** Begin Material for this task **

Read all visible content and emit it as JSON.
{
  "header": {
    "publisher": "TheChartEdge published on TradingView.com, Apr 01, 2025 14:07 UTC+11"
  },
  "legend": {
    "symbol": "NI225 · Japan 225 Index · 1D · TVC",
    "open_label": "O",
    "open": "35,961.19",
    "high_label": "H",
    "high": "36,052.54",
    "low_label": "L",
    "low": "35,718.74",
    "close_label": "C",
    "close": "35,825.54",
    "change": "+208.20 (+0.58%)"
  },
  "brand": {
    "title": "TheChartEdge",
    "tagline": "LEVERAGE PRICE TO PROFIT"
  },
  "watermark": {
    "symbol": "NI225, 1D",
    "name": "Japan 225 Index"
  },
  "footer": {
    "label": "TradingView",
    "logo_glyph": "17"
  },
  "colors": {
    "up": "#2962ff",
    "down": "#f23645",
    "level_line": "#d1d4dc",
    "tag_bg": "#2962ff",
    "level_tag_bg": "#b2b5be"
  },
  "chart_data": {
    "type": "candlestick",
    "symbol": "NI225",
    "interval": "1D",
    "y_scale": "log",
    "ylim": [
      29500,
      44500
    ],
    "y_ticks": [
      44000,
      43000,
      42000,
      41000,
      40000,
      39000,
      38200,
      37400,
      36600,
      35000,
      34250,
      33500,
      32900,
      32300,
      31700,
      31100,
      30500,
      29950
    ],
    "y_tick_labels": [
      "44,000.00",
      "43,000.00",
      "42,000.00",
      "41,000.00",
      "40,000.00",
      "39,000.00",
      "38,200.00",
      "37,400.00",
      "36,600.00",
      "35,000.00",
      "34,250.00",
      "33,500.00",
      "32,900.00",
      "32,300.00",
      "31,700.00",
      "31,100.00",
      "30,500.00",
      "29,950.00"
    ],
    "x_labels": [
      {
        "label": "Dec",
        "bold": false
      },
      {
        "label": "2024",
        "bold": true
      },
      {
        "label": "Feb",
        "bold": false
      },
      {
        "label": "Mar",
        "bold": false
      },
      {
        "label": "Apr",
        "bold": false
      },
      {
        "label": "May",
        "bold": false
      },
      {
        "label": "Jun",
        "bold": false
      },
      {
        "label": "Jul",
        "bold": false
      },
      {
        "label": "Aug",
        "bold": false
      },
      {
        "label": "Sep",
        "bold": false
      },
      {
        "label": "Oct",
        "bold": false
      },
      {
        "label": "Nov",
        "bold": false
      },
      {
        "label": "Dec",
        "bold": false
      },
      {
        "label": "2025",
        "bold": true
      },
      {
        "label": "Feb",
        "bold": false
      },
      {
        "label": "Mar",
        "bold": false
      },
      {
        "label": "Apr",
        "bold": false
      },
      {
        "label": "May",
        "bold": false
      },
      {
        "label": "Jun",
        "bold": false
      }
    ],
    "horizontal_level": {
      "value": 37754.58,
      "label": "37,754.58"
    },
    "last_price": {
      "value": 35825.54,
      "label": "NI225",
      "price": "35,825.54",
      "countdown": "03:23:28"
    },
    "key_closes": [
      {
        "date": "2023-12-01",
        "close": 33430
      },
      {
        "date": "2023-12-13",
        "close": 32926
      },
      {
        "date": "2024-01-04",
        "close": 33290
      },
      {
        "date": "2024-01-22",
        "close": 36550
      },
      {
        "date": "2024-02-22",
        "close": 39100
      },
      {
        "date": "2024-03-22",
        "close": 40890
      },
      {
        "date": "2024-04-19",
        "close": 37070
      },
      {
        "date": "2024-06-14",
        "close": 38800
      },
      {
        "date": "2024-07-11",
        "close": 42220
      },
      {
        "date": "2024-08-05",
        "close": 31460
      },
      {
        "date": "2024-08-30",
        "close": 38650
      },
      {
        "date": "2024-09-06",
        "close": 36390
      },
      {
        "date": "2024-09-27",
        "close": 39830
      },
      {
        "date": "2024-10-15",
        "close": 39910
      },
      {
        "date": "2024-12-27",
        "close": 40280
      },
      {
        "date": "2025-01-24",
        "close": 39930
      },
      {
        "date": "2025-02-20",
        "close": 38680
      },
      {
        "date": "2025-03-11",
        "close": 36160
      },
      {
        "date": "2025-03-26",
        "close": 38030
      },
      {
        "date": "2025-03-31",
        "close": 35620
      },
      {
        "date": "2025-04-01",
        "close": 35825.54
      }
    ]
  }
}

** End Material for this task **

*Task objective*: Write out the records above again, keeping each one identical to the original.

*Finished answer*:
Read all visible content and emit it as JSON.
{
  "header": {
    "publisher": "TheChartEdge published on TradingView.com, Apr 01, 2025 14:07 UTC+11"
  },
  "legend": {
    "symbol": "NI225 · Japan 225 Index · 1D · TVC",
    "open_label": "O",
    "open": "35,961.19",
    "high_label": "H",
    "high": "36,052.54",
    "low_label": "L",
    "low": "35,718.74",
    "close_label": "C",
    "close": "35,825.54",
    "change": "+208.20 (+0.58%)"
  },
  "brand": {
    "title": "TheChartEdge",
    "tagline": "LEVERAGE PRICE TO PROFIT"
  },
  "watermark": {
    "symbol": "NI225, 1D",
    "name": "Japan 225 Index"
  },
  "footer": {
    "label": "TradingView",
    "logo_glyph": "17"
  },
  "colors": {
    "up": "#2962ff",
    "down": "#f23645",
    "level_line": "#d1d4dc",
    "tag_bg": "#2962ff",
    "level_tag_bg": "#b2b5be"
  },
  "chart_data": {
    "type": "candlestick",
    "symbol": "NI225",
    "interval": "1D",
    "y_scale": "log",
    "ylim": [
      29500,
      44500
    ],
    "y_ticks": [
      44000,
      43000,
      42000,
      41000,
      40000,
      39000,
      38200,
      37400,
      36600,
      35000,
      34250,
      33500,
      32900,
      32300,
      31700,
      31100,
      30500,
      29950
    ],
    "y_tick_labels": [
      "44,000.00",
      "43,000.00",
      "42,000.00",
      "41,000.00",
      "40,000.00",
      "39,000.00",
      "38,200.00",
      "37,400.00",
      "36,600.00",
      "35,000.00",
      "34,250.00",
      "33,500.00",
      "32,900.00",
      "32,300.00",
      "31,700.00",
      "31,100.00",
      "30,500.00",
      "29,950.00"
    ],
    "x_labels": [
      {
        "label": "Dec",
        "bold": false
      },
      {
        "label": "2024",
        "bold": true
      },
      {
        "label": "Feb",
        "bold": false
      },
      {
        "label": "Mar",
        "bold": false
      },
      {
        "label": "Apr",
        "bold": false
      },
      {
        "label": "May",
        "bold": false
      },
      {
        "label": "Jun",
        "bold": false
      },
      {
        "label": "Jul",
        "bold": false
      },
      {
        "label": "Aug",
        "bold": false
      },
      {
        "label": "Sep",
        "bold": false
      },
      {
        "label": "Oct",
        "bold": false
      },
      {
        "label": "Nov",
        "bold": false
      },
      {
        "label": "Dec",
        "bold": false
      },
      {
        "label": "2025",
        "bold": true
      },
      {
        "label": "Feb",
        "bold": false
      },
      {
        "label": "Mar",
        "bold": false
      },
      {
        "label": "Apr",
        "bold": false
      },
      {
        "label": "May",
        "bold": false
      },
      {
        "label": "Jun",
        "bold": false
      }
    ],
    "horizontal_level": {
      "value": 37754.58,
      "label": "37,754.58"
    },
    "last_price": {
      "value": 35825.54,
      "label": "NI225",
      "price": "35,825.54",
      "countdown": "03:23:28"
    },
    "key_closes": [
      {
        "date": "2023-12-01",
        "close": 33430
      },
      {
        "date": "2023-12-13",
        "close": 32926
      },
      {
        "date": "2024-01-04",
        "close": 33290
      },
      {
        "date": "2024-01-22",
        "close": 36550
      },
      {
        "date": "2024-02-22",
        "close": 39100
      },
      {
        "date": "2024-03-22",
        "close": 40890
      },
      {
        "date": "2024-04-19",
        "close": 37070
      },
      {
        "date": "2024-06-14",
        "close": 38800
      },
      {
        "date": "2024-07-11",
        "close": 42220
      },
      {
        "date": "2024-08-05",
        "close": 31460
      },
      {
        "date": "2024-08-30",
        "close": 38650
      },
      {
        "date": "2024-09-06",
        "close": 36390
      },
      {
        "date": "2024-09-27",
        "close": 39830
      },
      {
        "date": "2024-10-15",
        "close": 39910
      },
      {
        "date": "2024-12-27",
        "close": 40280
      },
      {
        "date": "2025-01-24",
        "close": 39930
      },
      {
        "date": "2025-02-20",
        "close": 38680
      },
      {
        "date": "2025-03-11",
        "close": 36160
      },
      {
        "date": "2025-03-26",
        "close": 38030
      },
      {
        "date": "2025-03-31",
        "close": 35620
      },
      {
        "date": "2025-04-01",
        "close": 35825.54
      }
    ]
  }
}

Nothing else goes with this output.